- DIRECTION -
In your copy, leave out the pictures and repeat the entries below exactly.

- INFORMATION SHOWN -
○ ○ ○ ○ ○ ○ ○
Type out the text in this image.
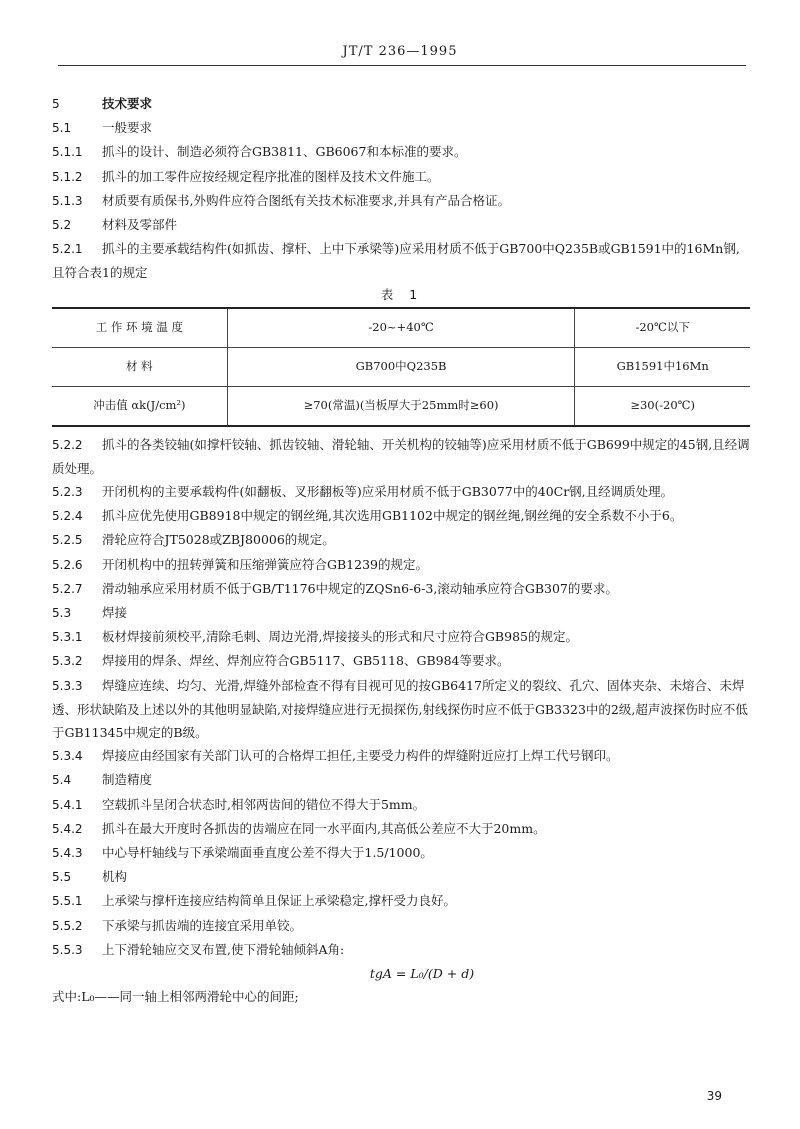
JT/T 236—1995
5	技术要求
5.1 一般要求
5.1.1 抓斗的设计、制造必须符合GB3811、GB6067和本标准的要求。
5.1.2 抓斗的加工零件应按经规定程序批准的图样及技术文件施工。
5.1.3 材质要有质保书,外购件应符合图纸有关技术标准要求,并具有产品合格证。
5.2 材料及零部件
5.2.1 抓斗的主要承载结构件(如抓齿、撑杆、上中下承梁等)应采用材质不低于GB700中Q235B或GB1591中的16Mn钢,且符合表1的规定
表 1
工 作 环 境 温 度	-20~+40℃	-20℃以下
材 料	GB700中Q235B	GB1591中16Mn
冲击值 αk(J/cm²)	≥70(常温)(当板厚大于25mm时≥60)	≥30(-20℃)
5.2.2 抓斗的各类铰轴(如撑杆铰轴、抓齿铰轴、滑轮轴、开关机构的铰轴等)应采用材质不低于GB699中规定的45钢,且经调质处理。
5.2.3 开闭机构的主要承载构件(如翻板、叉形翻板等)应采用材质不低于GB3077中的40Cr钢,且经调质处理。
5.2.4 抓斗应优先使用GB8918中规定的钢丝绳,其次选用GB1102中规定的钢丝绳,钢丝绳的安全系数不小于6。
5.2.5 滑轮应符合JT5028或ZBJ80006的规定。
5.2.6 开闭机构中的扭转弹簧和压缩弹簧应符合GB1239的规定。
5.2.7 滑动轴承应采用材质不低于GB/T1176中规定的ZQSn6-6-3,滚动轴承应符合GB307的要求。
5.3 焊接
5.3.1 板材焊接前须校平,清除毛刺、周边光滑,焊接接头的形式和尺寸应符合GB985的规定。
5.3.2 焊接用的焊条、焊丝、焊剂应符合GB5117、GB5118、GB984等要求。
5.3.3 焊缝应连续、均匀、光滑,焊缝外部检查不得有目视可见的按GB6417所定义的裂纹、孔穴、固体夹杂、未熔合、未焊透、形状缺陷及上述以外的其他明显缺陷,对接焊缝应进行无损探伤,射线探伤时应不低于GB3323中的2级,超声波探伤时应不低于GB11345中规定的B级。
5.3.4 焊接应由经国家有关部门认可的合格焊工担任,主要受力构件的焊缝附近应打上焊工代号钢印。
5.4 制造精度
5.4.1 空载抓斗呈闭合状态时,相邻两齿间的错位不得大于5mm。
5.4.2 抓斗在最大开度时各抓齿的齿端应在同一水平面内,其高低公差应不大于20mm。
5.4.3 中心导杆轴线与下承梁端面垂直度公差不得大于1.5/1000。
5.5 机构
5.5.1 上承梁与撑杆连接应结构简单且保证上承梁稳定,撑杆受力良好。
5.5.2 下承梁与抓齿端的连接宜采用单铰。
5.5.3 上下滑轮轴应交叉布置,使下滑轮轴倾斜A角:
tgA = L₀/(D + d)
式中:L₀——同一轴上相邻两滑轮中心的间距;
39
○ ○ ○ ○ ○ ○ ○
- SOLUTION -
Type out the text in this image.
JT/T 236—1995
5	技术要求
5.1 一般要求
5.1.1 抓斗的设计、制造必须符合GB3811、GB6067和本标准的要求。
5.1.2 抓斗的加工零件应按经规定程序批准的图样及技术文件施工。
5.1.3 材质要有质保书,外购件应符合图纸有关技术标准要求,并具有产品合格证。
5.2 材料及零部件
5.2.1 抓斗的主要承载结构件(如抓齿、撑杆、上中下承梁等)应采用材质不低于GB700中Q235B或GB1591中的16Mn钢,且符合表1的规定
表 1
工 作 环 境 温 度	-20~+40℃	-20℃以下
材 料	GB700中Q235B	GB1591中16Mn
冲击值 αk(J/cm²)	≥70(常温)(当板厚大于25mm时≥60)	≥30(-20℃)
5.2.2 抓斗的各类铰轴(如撑杆铰轴、抓齿铰轴、滑轮轴、开关机构的铰轴等)应采用材质不低于GB699中规定的45钢,且经调质处理。
5.2.3 开闭机构的主要承载构件(如翻板、叉形翻板等)应采用材质不低于GB3077中的40Cr钢,且经调质处理。
5.2.4 抓斗应优先使用GB8918中规定的钢丝绳,其次选用GB1102中规定的钢丝绳,钢丝绳的安全系数不小于6。
5.2.5 滑轮应符合JT5028或ZBJ80006的规定。
5.2.6 开闭机构中的扭转弹簧和压缩弹簧应符合GB1239的规定。
5.2.7 滑动轴承应采用材质不低于GB/T1176中规定的ZQSn6-6-3,滚动轴承应符合GB307的要求。
5.3 焊接
5.3.1 板材焊接前须校平,清除毛刺、周边光滑,焊接接头的形式和尺寸应符合GB985的规定。
5.3.2 焊接用的焊条、焊丝、焊剂应符合GB5117、GB5118、GB984等要求。
5.3.3 焊缝应连续、均匀、光滑,焊缝外部检查不得有目视可见的按GB6417所定义的裂纹、孔穴、固体夹杂、未熔合、未焊透、形状缺陷及上述以外的其他明显缺陷,对接焊缝应进行无损探伤,射线探伤时应不低于GB3323中的2级,超声波探伤时应不低于GB11345中规定的B级。
5.3.4 焊接应由经国家有关部门认可的合格焊工担任,主要受力构件的焊缝附近应打上焊工代号钢印。
5.4 制造精度
5.4.1 空载抓斗呈闭合状态时,相邻两齿间的错位不得大于5mm。
5.4.2 抓斗在最大开度时各抓齿的齿端应在同一水平面内,其高低公差应不大于20mm。
5.4.3 中心导杆轴线与下承梁端面垂直度公差不得大于1.5/1000。
5.5 机构
5.5.1 上承梁与撑杆连接应结构简单且保证上承梁稳定,撑杆受力良好。
5.5.2 下承梁与抓齿端的连接宜采用单铰。
5.5.3 上下滑轮轴应交叉布置,使下滑轮轴倾斜A角:
tgA = L₀/(D + d)
式中:L₀——同一轴上相邻两滑轮中心的间距;
39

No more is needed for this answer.